--- Supplied records ---
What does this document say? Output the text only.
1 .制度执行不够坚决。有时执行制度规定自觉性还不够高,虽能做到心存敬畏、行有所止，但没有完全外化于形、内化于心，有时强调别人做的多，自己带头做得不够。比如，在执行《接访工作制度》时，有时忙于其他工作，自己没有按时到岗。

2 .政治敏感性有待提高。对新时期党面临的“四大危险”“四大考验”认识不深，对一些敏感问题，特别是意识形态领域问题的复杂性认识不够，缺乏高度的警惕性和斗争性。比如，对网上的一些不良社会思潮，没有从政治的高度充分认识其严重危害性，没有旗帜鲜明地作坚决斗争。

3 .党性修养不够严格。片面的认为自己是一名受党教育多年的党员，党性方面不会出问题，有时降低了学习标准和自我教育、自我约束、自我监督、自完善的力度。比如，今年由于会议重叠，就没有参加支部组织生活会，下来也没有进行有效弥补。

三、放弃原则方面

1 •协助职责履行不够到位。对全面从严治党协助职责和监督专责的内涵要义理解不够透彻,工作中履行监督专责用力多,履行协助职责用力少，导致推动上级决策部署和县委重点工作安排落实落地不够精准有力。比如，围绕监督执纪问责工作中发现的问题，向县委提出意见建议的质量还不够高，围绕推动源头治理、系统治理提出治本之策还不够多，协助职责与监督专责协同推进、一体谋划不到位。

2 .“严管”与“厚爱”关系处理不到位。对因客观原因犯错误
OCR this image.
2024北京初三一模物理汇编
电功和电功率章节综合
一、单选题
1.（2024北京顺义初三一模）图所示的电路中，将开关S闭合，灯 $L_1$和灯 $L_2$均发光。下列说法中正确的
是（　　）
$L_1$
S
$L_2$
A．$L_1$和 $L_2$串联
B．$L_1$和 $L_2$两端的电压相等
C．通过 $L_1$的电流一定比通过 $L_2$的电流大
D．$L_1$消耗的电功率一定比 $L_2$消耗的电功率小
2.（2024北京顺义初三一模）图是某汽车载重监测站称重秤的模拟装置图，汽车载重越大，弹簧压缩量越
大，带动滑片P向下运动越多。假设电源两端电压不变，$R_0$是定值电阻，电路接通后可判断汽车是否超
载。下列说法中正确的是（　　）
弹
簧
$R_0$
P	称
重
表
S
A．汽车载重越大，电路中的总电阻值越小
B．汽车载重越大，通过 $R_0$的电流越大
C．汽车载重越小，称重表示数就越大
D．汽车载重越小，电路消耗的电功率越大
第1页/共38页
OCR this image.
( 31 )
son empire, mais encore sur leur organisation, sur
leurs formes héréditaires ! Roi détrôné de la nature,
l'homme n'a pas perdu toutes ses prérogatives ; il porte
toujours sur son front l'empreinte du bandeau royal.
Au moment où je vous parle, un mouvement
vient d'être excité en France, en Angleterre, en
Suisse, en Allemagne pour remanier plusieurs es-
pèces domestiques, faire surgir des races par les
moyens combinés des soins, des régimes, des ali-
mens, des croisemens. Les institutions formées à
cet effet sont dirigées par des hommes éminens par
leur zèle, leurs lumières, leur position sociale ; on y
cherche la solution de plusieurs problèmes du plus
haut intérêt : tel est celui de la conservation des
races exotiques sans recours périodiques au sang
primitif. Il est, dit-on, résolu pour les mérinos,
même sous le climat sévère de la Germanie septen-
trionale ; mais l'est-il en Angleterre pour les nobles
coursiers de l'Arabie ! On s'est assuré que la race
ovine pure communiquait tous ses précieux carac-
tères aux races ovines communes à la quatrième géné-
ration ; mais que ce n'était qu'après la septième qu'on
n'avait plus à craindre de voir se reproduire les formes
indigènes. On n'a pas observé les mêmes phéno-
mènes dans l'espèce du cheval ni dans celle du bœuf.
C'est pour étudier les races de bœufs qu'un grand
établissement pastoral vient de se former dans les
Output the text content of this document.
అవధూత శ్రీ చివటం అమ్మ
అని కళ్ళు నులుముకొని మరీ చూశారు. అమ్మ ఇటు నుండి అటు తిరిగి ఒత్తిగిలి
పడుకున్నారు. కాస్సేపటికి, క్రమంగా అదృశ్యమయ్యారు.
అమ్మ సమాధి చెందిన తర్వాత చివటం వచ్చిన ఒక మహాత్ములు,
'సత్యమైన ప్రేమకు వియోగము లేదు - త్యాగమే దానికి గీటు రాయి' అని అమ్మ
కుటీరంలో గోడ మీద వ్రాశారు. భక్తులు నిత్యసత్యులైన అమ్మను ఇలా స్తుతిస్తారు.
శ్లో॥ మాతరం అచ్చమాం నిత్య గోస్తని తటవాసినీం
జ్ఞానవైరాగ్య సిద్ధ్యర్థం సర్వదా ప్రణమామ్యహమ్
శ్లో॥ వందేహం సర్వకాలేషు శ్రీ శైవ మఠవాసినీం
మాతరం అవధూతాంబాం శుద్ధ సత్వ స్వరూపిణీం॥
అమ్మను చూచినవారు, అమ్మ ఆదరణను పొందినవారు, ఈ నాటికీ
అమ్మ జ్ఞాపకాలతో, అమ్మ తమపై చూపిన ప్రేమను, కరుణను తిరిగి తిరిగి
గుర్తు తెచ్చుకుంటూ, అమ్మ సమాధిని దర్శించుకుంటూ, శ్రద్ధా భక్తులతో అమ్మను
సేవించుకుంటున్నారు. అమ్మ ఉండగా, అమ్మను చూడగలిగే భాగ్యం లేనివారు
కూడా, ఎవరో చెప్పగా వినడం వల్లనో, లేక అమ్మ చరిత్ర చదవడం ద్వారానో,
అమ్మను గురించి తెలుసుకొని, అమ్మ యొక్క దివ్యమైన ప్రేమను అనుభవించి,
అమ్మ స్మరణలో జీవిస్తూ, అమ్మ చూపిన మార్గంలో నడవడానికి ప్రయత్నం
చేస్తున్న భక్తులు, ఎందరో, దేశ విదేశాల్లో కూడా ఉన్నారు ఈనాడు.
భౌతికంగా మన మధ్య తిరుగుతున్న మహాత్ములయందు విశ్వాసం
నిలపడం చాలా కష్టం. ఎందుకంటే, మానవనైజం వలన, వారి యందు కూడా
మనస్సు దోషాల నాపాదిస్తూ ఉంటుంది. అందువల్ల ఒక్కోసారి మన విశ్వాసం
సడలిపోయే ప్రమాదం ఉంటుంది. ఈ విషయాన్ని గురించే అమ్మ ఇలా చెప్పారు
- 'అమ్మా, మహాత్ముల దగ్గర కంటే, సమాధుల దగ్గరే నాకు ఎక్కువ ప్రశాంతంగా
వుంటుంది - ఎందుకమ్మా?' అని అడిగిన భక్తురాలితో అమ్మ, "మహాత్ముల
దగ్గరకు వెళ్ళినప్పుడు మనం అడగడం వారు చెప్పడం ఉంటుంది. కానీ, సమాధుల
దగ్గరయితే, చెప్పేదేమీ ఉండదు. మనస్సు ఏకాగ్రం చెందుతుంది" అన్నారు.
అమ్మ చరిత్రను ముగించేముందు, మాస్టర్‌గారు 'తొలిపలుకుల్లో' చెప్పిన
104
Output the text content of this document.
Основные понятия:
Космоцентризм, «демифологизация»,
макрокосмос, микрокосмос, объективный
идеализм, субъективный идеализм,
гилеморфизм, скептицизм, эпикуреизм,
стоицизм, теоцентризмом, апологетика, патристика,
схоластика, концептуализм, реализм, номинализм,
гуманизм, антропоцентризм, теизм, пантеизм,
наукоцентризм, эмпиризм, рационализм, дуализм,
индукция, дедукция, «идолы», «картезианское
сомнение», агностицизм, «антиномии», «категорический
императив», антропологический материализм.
---
Give back the whole listing, word for word.

### Exercise answer
What does this document say? Output the text only.
1 .制度执行不够坚决。有时执行制度规定自觉性还不够高,虽能做到心存敬畏、行有所止，但没有完全外化于形、内化于心，有时强调别人做的多，自己带头做得不够。比如，在执行《接访工作制度》时，有时忙于其他工作，自己没有按时到岗。

2 .政治敏感性有待提高。对新时期党面临的“四大危险”“四大考验”认识不深，对一些敏感问题，特别是意识形态领域问题的复杂性认识不够，缺乏高度的警惕性和斗争性。比如，对网上的一些不良社会思潮，没有从政治的高度充分认识其严重危害性，没有旗帜鲜明地作坚决斗争。

3 .党性修养不够严格。片面的认为自己是一名受党教育多年的党员，党性方面不会出问题，有时降低了学习标准和自我教育、自我约束、自我监督、自完善的力度。比如，今年由于会议重叠，就没有参加支部组织生活会，下来也没有进行有效弥补。

三、放弃原则方面

1 •协助职责履行不够到位。对全面从严治党协助职责和监督专责的内涵要义理解不够透彻,工作中履行监督专责用力多,履行协助职责用力少，导致推动上级决策部署和县委重点工作安排落实落地不够精准有力。比如，围绕监督执纪问责工作中发现的问题，向县委提出意见建议的质量还不够高，围绕推动源头治理、系统治理提出治本之策还不够多，协助职责与监督专责协同推进、一体谋划不到位。

2 .“严管”与“厚爱”关系处理不到位。对因客观原因犯错误
OCR this image.
2024北京初三一模物理汇编
电功和电功率章节综合
一、单选题
1.（2024北京顺义初三一模）图所示的电路中，将开关S闭合，灯 $L_1$和灯 $L_2$均发光。下列说法中正确的
是（　　）
$L_1$
S
$L_2$
A．$L_1$和 $L_2$串联
B．$L_1$和 $L_2$两端的电压相等
C．通过 $L_1$的电流一定比通过 $L_2$的电流大
D．$L_1$消耗的电功率一定比 $L_2$消耗的电功率小
2.（2024北京顺义初三一模）图是某汽车载重监测站称重秤的模拟装置图，汽车载重越大，弹簧压缩量越
大，带动滑片P向下运动越多。假设电源两端电压不变，$R_0$是定值电阻，电路接通后可判断汽车是否超
载。下列说法中正确的是（　　）
弹
簧
$R_0$
P	称
重
表
S
A．汽车载重越大，电路中的总电阻值越小
B．汽车载重越大，通过 $R_0$的电流越大
C．汽车载重越小，称重表示数就越大
D．汽车载重越小，电路消耗的电功率越大
第1页/共38页
OCR this image.
( 31 )
son empire, mais encore sur leur organisation, sur
leurs formes héréditaires ! Roi détrôné de la nature,
l'homme n'a pas perdu toutes ses prérogatives ; il porte
toujours sur son front l'empreinte du bandeau royal.
Au moment où je vous parle, un mouvement
vient d'être excité en France, en Angleterre, en
Suisse, en Allemagne pour remanier plusieurs es-
pèces domestiques, faire surgir des races par les
moyens combinés des soins, des régimes, des ali-
mens, des croisemens. Les institutions formées à
cet effet sont dirigées par des hommes éminens par
leur zèle, leurs lumières, leur position sociale ; on y
cherche la solution de plusieurs problèmes du plus
haut intérêt : tel est celui de la conservation des
races exotiques sans recours périodiques au sang
primitif. Il est, dit-on, résolu pour les mérinos,
même sous le climat sévère de la Germanie septen-
trionale ; mais l'est-il en Angleterre pour les nobles
coursiers de l'Arabie ! On s'est assuré que la race
ovine pure communiquait tous ses précieux carac-
tères aux races ovines communes à la quatrième géné-
ration ; mais que ce n'était qu'après la septième qu'on
n'avait plus à craindre de voir se reproduire les formes
indigènes. On n'a pas observé les mêmes phéno-
mènes dans l'espèce du cheval ni dans celle du bœuf.
C'est pour étudier les races de bœufs qu'un grand
établissement pastoral vient de se former dans les
Output the text content of this document.
అవధూత శ్రీ చివటం అమ్మ
అని కళ్ళు నులుముకొని మరీ చూశారు. అమ్మ ఇటు నుండి అటు తిరిగి ఒత్తిగిలి
పడుకున్నారు. కాస్సేపటికి, క్రమంగా అదృశ్యమయ్యారు.
అమ్మ సమాధి చెందిన తర్వాత చివటం వచ్చిన ఒక మహాత్ములు,
'సత్యమైన ప్రేమకు వియోగము లేదు - త్యాగమే దానికి గీటు రాయి' అని అమ్మ
కుటీరంలో గోడ మీద వ్రాశారు. భక్తులు నిత్యసత్యులైన అమ్మను ఇలా స్తుతిస్తారు.
శ్లో॥ మాతరం అచ్చమాం నిత్య గోస్తని తటవాసినీం
జ్ఞానవైరాగ్య సిద్ధ్యర్థం సర్వదా ప్రణమామ్యహమ్
శ్లో॥ వందేహం సర్వకాలేషు శ్రీ శైవ మఠవాసినీం
మాతరం అవధూతాంబాం శుద్ధ సత్వ స్వరూపిణీం॥
అమ్మను చూచినవారు, అమ్మ ఆదరణను పొందినవారు, ఈ నాటికీ
అమ్మ జ్ఞాపకాలతో, అమ్మ తమపై చూపిన ప్రేమను, కరుణను తిరిగి తిరిగి
గుర్తు తెచ్చుకుంటూ, అమ్మ సమాధిని దర్శించుకుంటూ, శ్రద్ధా భక్తులతో అమ్మను
సేవించుకుంటున్నారు. అమ్మ ఉండగా, అమ్మను చూడగలిగే భాగ్యం లేనివారు
కూడా, ఎవరో చెప్పగా వినడం వల్లనో, లేక అమ్మ చరిత్ర చదవడం ద్వారానో,
అమ్మను గురించి తెలుసుకొని, అమ్మ యొక్క దివ్యమైన ప్రేమను అనుభవించి,
అమ్మ స్మరణలో జీవిస్తూ, అమ్మ చూపిన మార్గంలో నడవడానికి ప్రయత్నం
చేస్తున్న భక్తులు, ఎందరో, దేశ విదేశాల్లో కూడా ఉన్నారు ఈనాడు.
భౌతికంగా మన మధ్య తిరుగుతున్న మహాత్ములయందు విశ్వాసం
నిలపడం చాలా కష్టం. ఎందుకంటే, మానవనైజం వలన, వారి యందు కూడా
మనస్సు దోషాల నాపాదిస్తూ ఉంటుంది. అందువల్ల ఒక్కోసారి మన విశ్వాసం
సడలిపోయే ప్రమాదం ఉంటుంది. ఈ విషయాన్ని గురించే అమ్మ ఇలా చెప్పారు
- 'అమ్మా, మహాత్ముల దగ్గర కంటే, సమాధుల దగ్గరే నాకు ఎక్కువ ప్రశాంతంగా
వుంటుంది - ఎందుకమ్మా?' అని అడిగిన భక్తురాలితో అమ్మ, "మహాత్ముల
దగ్గరకు వెళ్ళినప్పుడు మనం అడగడం వారు చెప్పడం ఉంటుంది. కానీ, సమాధుల
దగ్గరయితే, చెప్పేదేమీ ఉండదు. మనస్సు ఏకాగ్రం చెందుతుంది" అన్నారు.
అమ్మ చరిత్రను ముగించేముందు, మాస్టర్‌గారు 'తొలిపలుకుల్లో' చెప్పిన
104
Output the text content of this document.
Основные понятия:
Космоцентризм, «демифологизация»,
макрокосмос, микрокосмос, объективный
идеализм, субъективный идеализм,
гилеморфизм, скептицизм, эпикуреизм,
стоицизм, теоцентризмом, апологетика, патристика,
схоластика, концептуализм, реализм, номинализм,
гуманизм, антропоцентризм, теизм, пантеизм,
наукоцентризм, эмпиризм, рационализм, дуализм,
индукция, дедукция, «идолы», «картезианское
сомнение», агностицизм, «антиномии», «категорический
императив», антропологический материализм.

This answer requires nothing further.